(begin)

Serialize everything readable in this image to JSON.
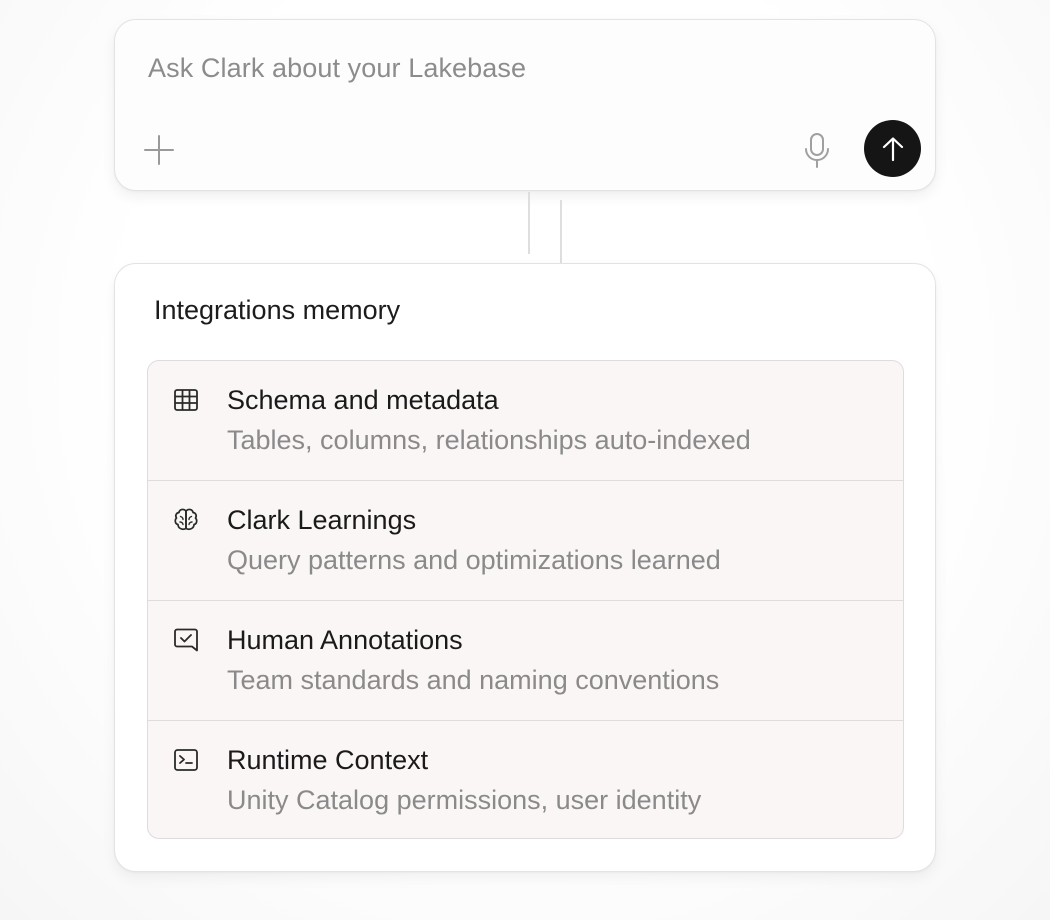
{
  "prompt": {
    "placeholder": "Ask Clark about your Lakebase",
    "icons": {
      "add": "plus-icon",
      "voice": "microphone-icon",
      "send": "arrow-up-icon"
    },
    "send_button_color": "#151515"
  },
  "memory": {
    "title": "Integrations memory",
    "items": [
      {
        "icon": "table-icon",
        "title": "Schema and metadata",
        "description": "Tables, columns, relationships auto-indexed"
      },
      {
        "icon": "brain-icon",
        "title": "Clark Learnings",
        "description": "Query patterns and optimizations learned"
      },
      {
        "icon": "message-check-icon",
        "title": "Human Annotations",
        "description": "Team standards and naming conventions"
      },
      {
        "icon": "terminal-icon",
        "title": "Runtime Context",
        "description": "Unity Catalog permissions, user identity"
      }
    ]
  }
}
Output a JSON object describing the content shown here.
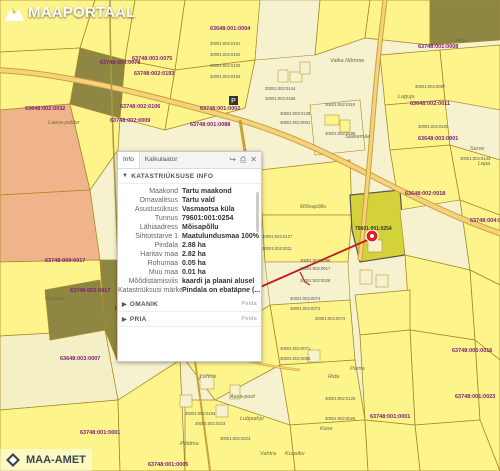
{
  "brand": {
    "name": "MAAPORTAAL",
    "accent": "#f1c232"
  },
  "attribution": "MAA-AMET",
  "colors": {
    "yellow": "#fef48c",
    "olive": "#8e8744",
    "orange": "#f0b48a",
    "selected": "#d4d23a",
    "road": "#f7d27c",
    "label_purple": "#7a1a78",
    "label_gray": "#555555",
    "marker": "#e02020"
  },
  "parcels": {
    "big": [
      "63748:004:0078",
      "63748:003:0075",
      "63748:002:0193",
      "63748:002:0106",
      "63748:002:0009",
      "63648:002:0032",
      "63748:001:0088",
      "63748:003:0016",
      "63748:009:0017",
      "63748:002:0017",
      "63648:003:0021",
      "63648:003:0007",
      "63748:001:0001",
      "63748:001:0005",
      "63748:001:0002",
      "63648:001:0004",
      "63748:001:0008",
      "63648:002:0011",
      "63648:003:0001",
      "63648:002:0018",
      "63748:004:0011",
      "63748:005:0016",
      "63748:001:0023",
      "63748:001:0001"
    ],
    "small": [
      "30001:002:0181",
      "30001:002:0182",
      "30001:002:0183",
      "30001:002:0184",
      "30001:002:0144",
      "30001:002:0156",
      "30001:002:0138",
      "30001:002:0001",
      "30001:002:0119",
      "30001:002:0199",
      "30001:002:0087",
      "30001:002:0100",
      "30001:002:0127",
      "30001:002:0011",
      "30001:002:0098",
      "30001:002:0017",
      "30001:002:0028",
      "30001:002:0074",
      "30001:002:0073",
      "30001:002:0072",
      "30001:002:0071",
      "30001:002:0086",
      "30001:002:0114",
      "30001:002:0194",
      "30001:002:0223",
      "30001:002:0223",
      "30001:002:0126",
      "30001:002:0025",
      "30001:002:0143"
    ]
  },
  "places": [
    "Laeva polder",
    "Vaika Nõmme",
    "Laguja",
    "Saaremäe",
    "Mõisapõllu",
    "Raudmäe",
    "Sarve",
    "Lepa",
    "Aasa",
    "Kurelao",
    "Lõhmu",
    "Lehise",
    "Aasa-pool",
    "Lubjaahju",
    "Kuusiku",
    "Rida",
    "Pärna",
    "Kase",
    "Vahtra",
    "Põldma"
  ],
  "selected_parcel": "79601:001:0254",
  "panel": {
    "tabs": [
      "Info",
      "Kalkulaator"
    ],
    "tool_icons": [
      "share-icon",
      "print-icon",
      "close-icon"
    ],
    "section_title": "KATASTRIÜKSUSE INFO",
    "rows": [
      {
        "k": "Maakond",
        "v": "Tartu maakond"
      },
      {
        "k": "Omavalitsus",
        "v": "Tartu vald"
      },
      {
        "k": "Asustusüksus",
        "v": "Vasmaotsa küla"
      },
      {
        "k": "Tunnus",
        "v": "79601:001:0254"
      },
      {
        "k": "Lähiaadress",
        "v": "Mõisapõllu"
      },
      {
        "k": "Sihtotstarve 1",
        "v": "Maatulundusmaa 100%"
      },
      {
        "k": "Pindala",
        "v": "2.88 ha"
      },
      {
        "k": "Haritav maa",
        "v": "2.82 ha"
      },
      {
        "k": "Rohumaa",
        "v": "0.05 ha"
      },
      {
        "k": "Muu maa",
        "v": "0.01 ha"
      },
      {
        "k": "Mõõdistamisviis",
        "v": "kaardi ja plaani alusel"
      },
      {
        "k": "Katastriüksusi märked",
        "v": "Pindala on ebatäpne (..."
      }
    ],
    "sections": [
      {
        "title": "OMANIK",
        "act": "Peida"
      },
      {
        "title": "PRIA",
        "act": "Peida"
      }
    ],
    "section_act": "Peida"
  }
}
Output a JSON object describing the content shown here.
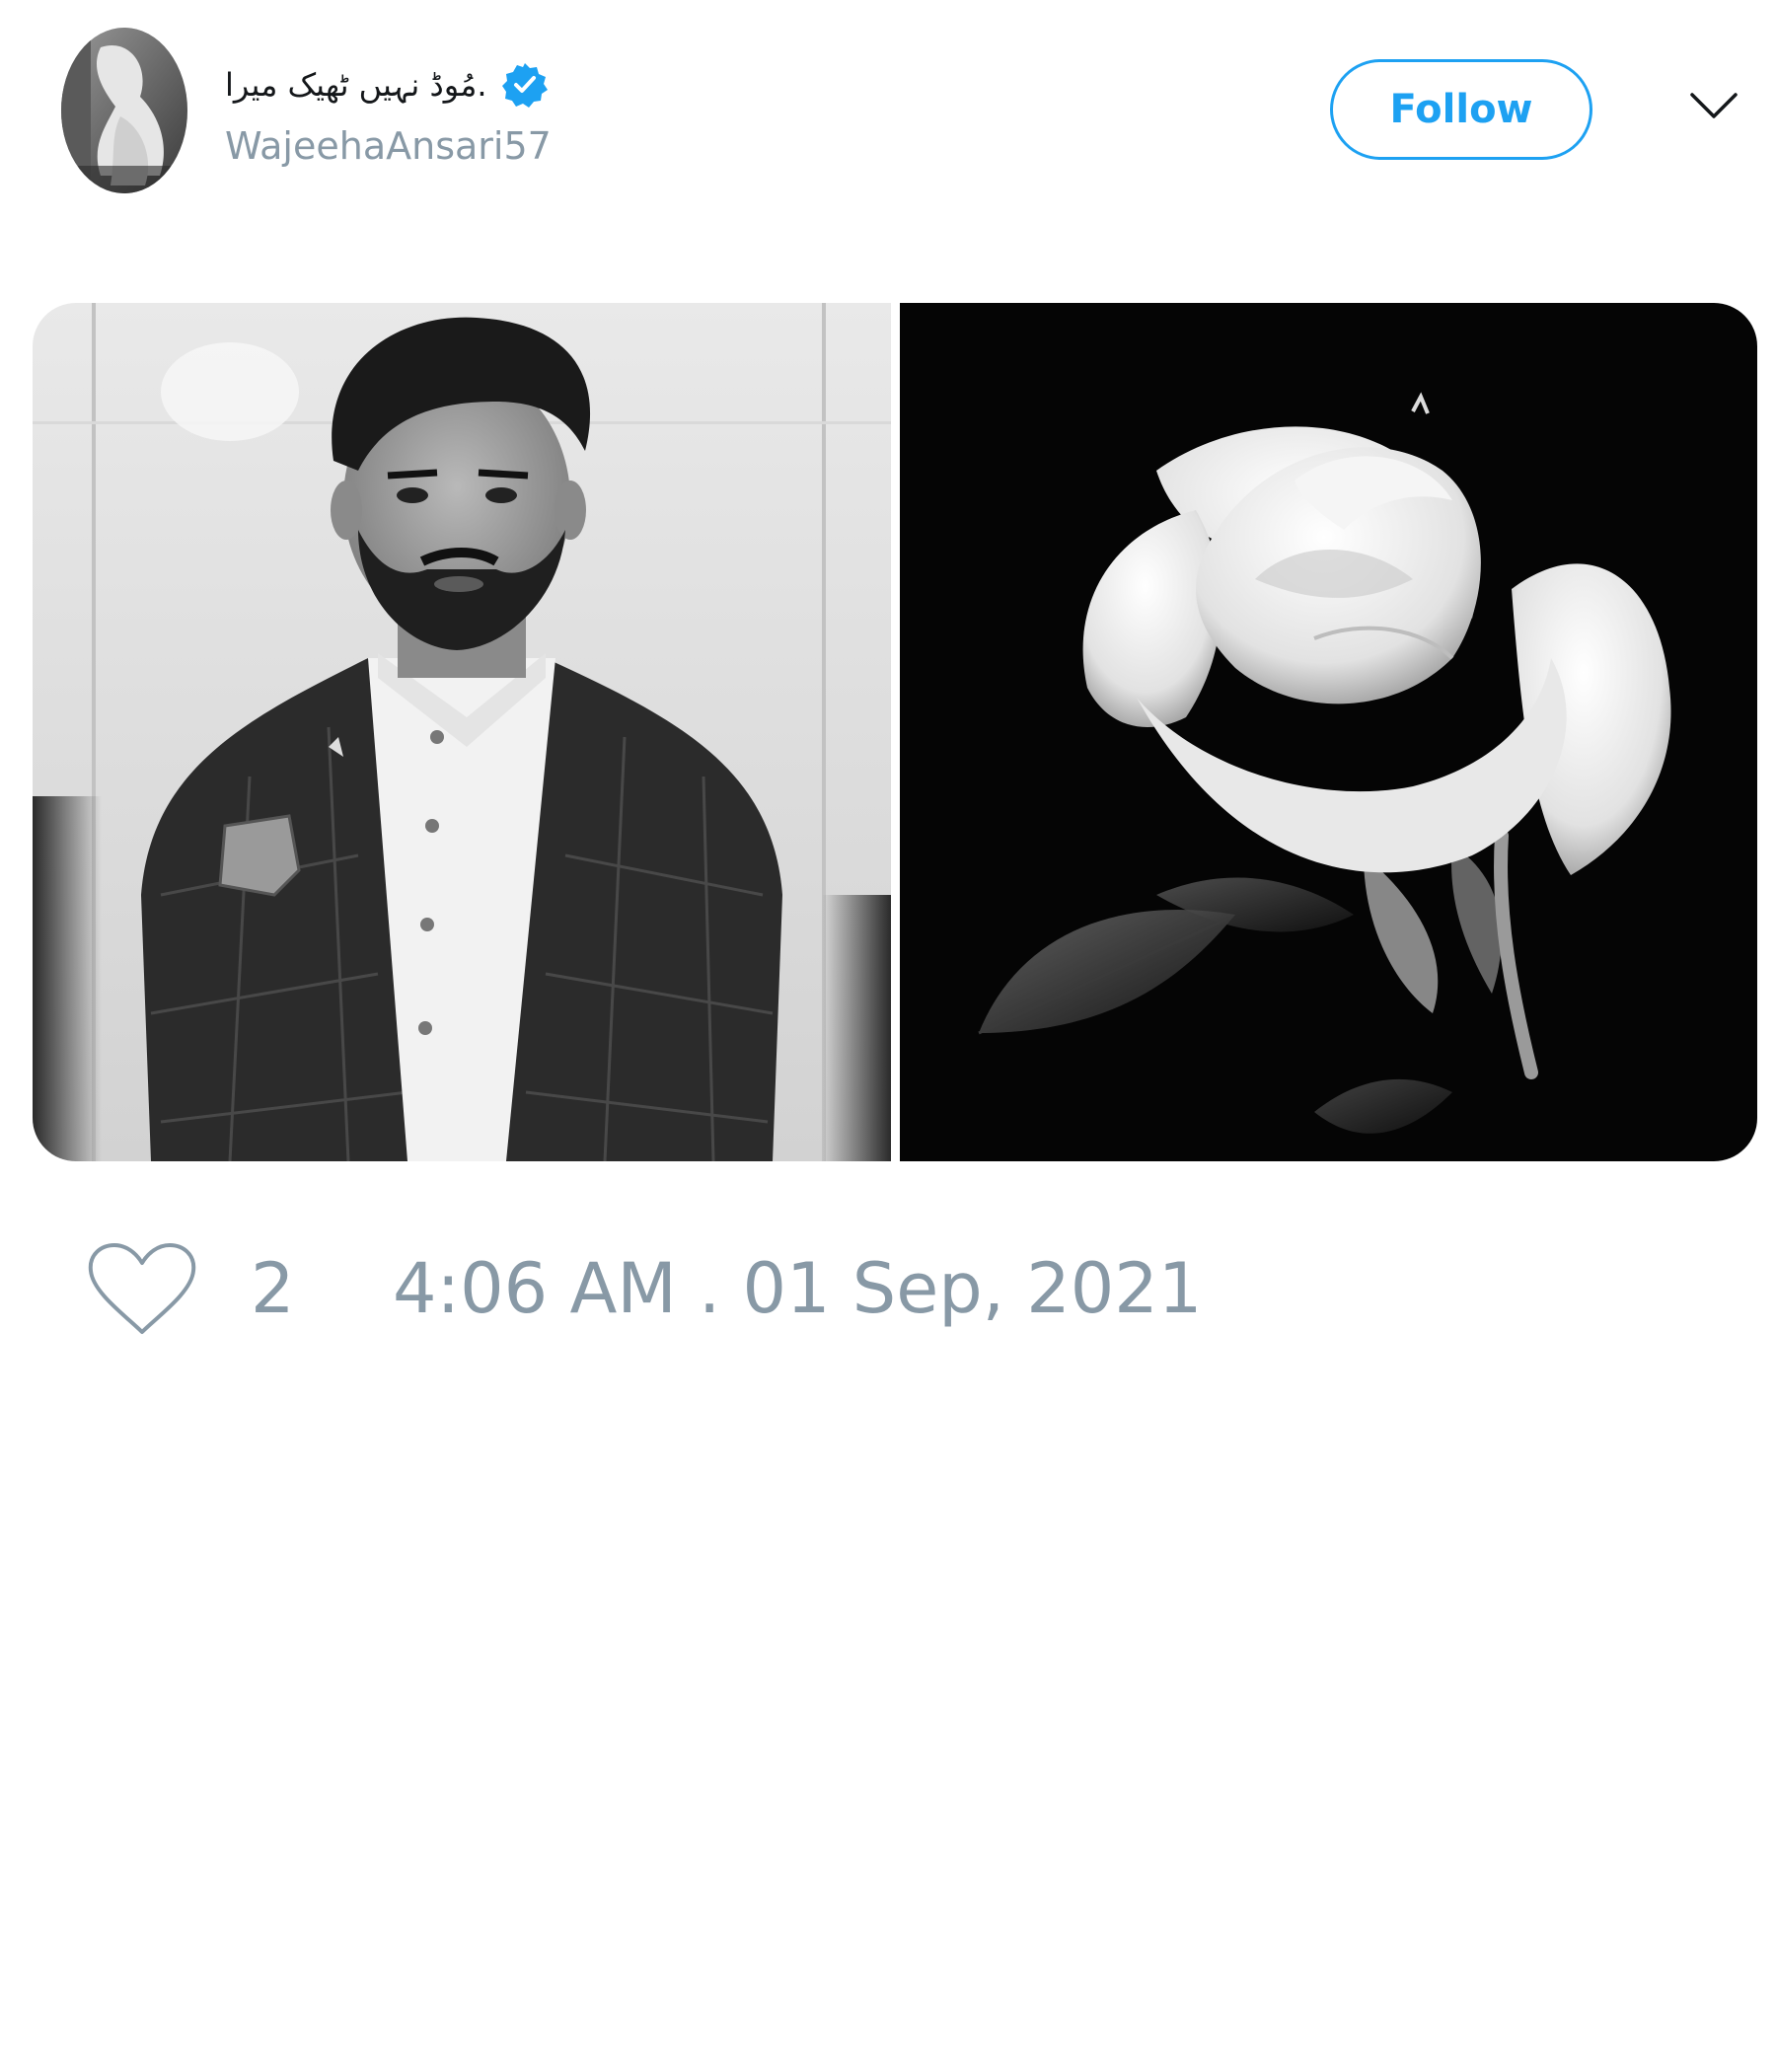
{
  "tweet": {
    "author": {
      "display_name": ".مُوڈ نہیں ٹھیک میرا",
      "username": "WajeehaAnsari57",
      "verified": true,
      "avatar_icon": "profile-photo"
    },
    "follow_label": "Follow",
    "menu_icon": "chevron-down-icon",
    "media": [
      {
        "description_icon": "portrait-photo"
      },
      {
        "description_icon": "white-rose-photo"
      }
    ],
    "like_count": "2",
    "timestamp": "4:06 AM . 01 Sep, 2021"
  },
  "colors": {
    "accent": "#1da1f2",
    "muted_text": "#8899a6",
    "primary_text": "#14171a",
    "background": "#ffffff"
  }
}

(end)

AIM OF THE EXERCISE
Skip the pictures and transcribe the rest of the records exactly.

THE REPLY
Serialize everything readable in this image to JSON.
{
  "prompt": {
    "placeholder": "Ask Clark about your Lakebase",
    "icons": {
      "add": "plus-icon",
      "voice": "microphone-icon",
      "send": "arrow-up-icon"
    },
    "send_button_color": "#151515"
  },
  "memory": {
    "title": "Integrations memory",
    "items": [
      {
        "icon": "table-icon",
        "title": "Schema and metadata",
        "description": "Tables, columns, relationships auto-indexed"
      },
      {
        "icon": "brain-icon",
        "title": "Clark Learnings",
        "description": "Query patterns and optimizations learned"
      },
      {
        "icon": "message-check-icon",
        "title": "Human Annotations",
        "description": "Team standards and naming conventions"
      },
      {
        "icon": "terminal-icon",
        "title": "Runtime Context",
        "description": "Unity Catalog permissions, user identity"
      }
    ]
  }
}
Output a JSON object describing the content shown here.
{
  "brand": {
    "name": "MAAPORTAAL",
    "accent": "#f1c232"
  },
  "attribution": "MAA-AMET",
  "colors": {
    "yellow": "#fef48c",
    "olive": "#8e8744",
    "orange": "#f0b48a",
    "selected": "#d4d23a",
    "road": "#f7d27c",
    "label_purple": "#7a1a78",
    "label_gray": "#555555",
    "marker": "#e02020"
  },
  "parcels": {
    "big": [
      "63748:004:0078",
      "63748:003:0075",
      "63748:002:0193",
      "63748:002:0106",
      "63748:002:0009",
      "63648:002:0032",
      "63748:001:0088",
      "63748:003:0016",
      "63748:009:0017",
      "63748:002:0017",
      "63648:003:0021",
      "63648:003:0007",
      "63748:001:0001",
      "63748:001:0005",
      "63748:001:0002",
      "63648:001:0004",
      "63748:001:0008",
      "63648:002:0011",
      "63648:003:0001",
      "63648:002:0018",
      "63748:004:0011",
      "63748:005:0016",
      "63748:001:0023",
      "63748:001:0001"
    ],
    "small": [
      "30001:002:0181",
      "30001:002:0182",
      "30001:002:0183",
      "30001:002:0184",
      "30001:002:0144",
      "30001:002:0156",
      "30001:002:0138",
      "30001:002:0001",
      "30001:002:0119",
      "30001:002:0199",
      "30001:002:0087",
      "30001:002:0100",
      "30001:002:0127",
      "30001:002:0011",
      "30001:002:0098",
      "30001:002:0017",
      "30001:002:0028",
      "30001:002:0074",
      "30001:002:0073",
      "30001:002:0072",
      "30001:002:0071",
      "30001:002:0086",
      "30001:002:0114",
      "30001:002:0194",
      "30001:002:0223",
      "30001:002:0223",
      "30001:002:0126",
      "30001:002:0025",
      "30001:002:0143"
    ]
  },
  "places": [
    "Laeva polder",
    "Vaika Nõmme",
    "Laguja",
    "Saaremäe",
    "Mõisapõllu",
    "Raudmäe",
    "Sarve",
    "Lepa",
    "Aasa",
    "Kurelao",
    "Lõhmu",
    "Lehise",
    "Aasa-pool",
    "Lubjaahju",
    "Kuusiku",
    "Rida",
    "Pärna",
    "Kase",
    "Vahtra",
    "Põldma"
  ],
  "selected_parcel": "79601:001:0254",
  "panel": {
    "tabs": [
      "Info",
      "Kalkulaator"
    ],
    "tool_icons": [
      "share-icon",
      "print-icon",
      "close-icon"
    ],
    "section_title": "KATASTRIÜKSUSE INFO",
    "rows": [
      {
        "k": "Maakond",
        "v": "Tartu maakond"
      },
      {
        "k": "Omavalitsus",
        "v": "Tartu vald"
      },
      {
        "k": "Asustusüksus",
        "v": "Vasmaotsa küla"
      },
      {
        "k": "Tunnus",
        "v": "79601:001:0254"
      },
      {
        "k": "Lähiaadress",
        "v": "Mõisapõllu"
      },
      {
        "k": "Sihtotstarve 1",
        "v": "Maatulundusmaa 100%"
      },
      {
        "k": "Pindala",
        "v": "2.88 ha"
      },
      {
        "k": "Haritav maa",
        "v": "2.82 ha"
      },
      {
        "k": "Rohumaa",
        "v": "0.05 ha"
      },
      {
        "k": "Muu maa",
        "v": "0.01 ha"
      },
      {
        "k": "Mõõdistamisviis",
        "v": "kaardi ja plaani alusel"
      },
      {
        "k": "Katastriüksusi märked",
        "v": "Pindala on ebatäpne (..."
      }
    ],
    "sections": [
      {
        "title": "OMANIK",
        "act": "Peida"
      },
      {
        "title": "PRIA",
        "act": "Peida"
      }
    ],
    "section_act": "Peida"
  }
}
Output a JSON object describing the content shown here.
{
  "tweet": {
    "author": {
      "display_name": ".مُوڈ نہیں ٹھیک میرا",
      "username": "WajeehaAnsari57",
      "verified": true,
      "avatar_icon": "profile-photo"
    },
    "follow_label": "Follow",
    "menu_icon": "chevron-down-icon",
    "media": [
      {
        "description_icon": "portrait-photo"
      },
      {
        "description_icon": "white-rose-photo"
      }
    ],
    "like_count": "2",
    "timestamp": "4:06 AM . 01 Sep, 2021"
  },
  "colors": {
    "accent": "#1da1f2",
    "muted_text": "#8899a6",
    "primary_text": "#14171a",
    "background": "#ffffff"
  }
}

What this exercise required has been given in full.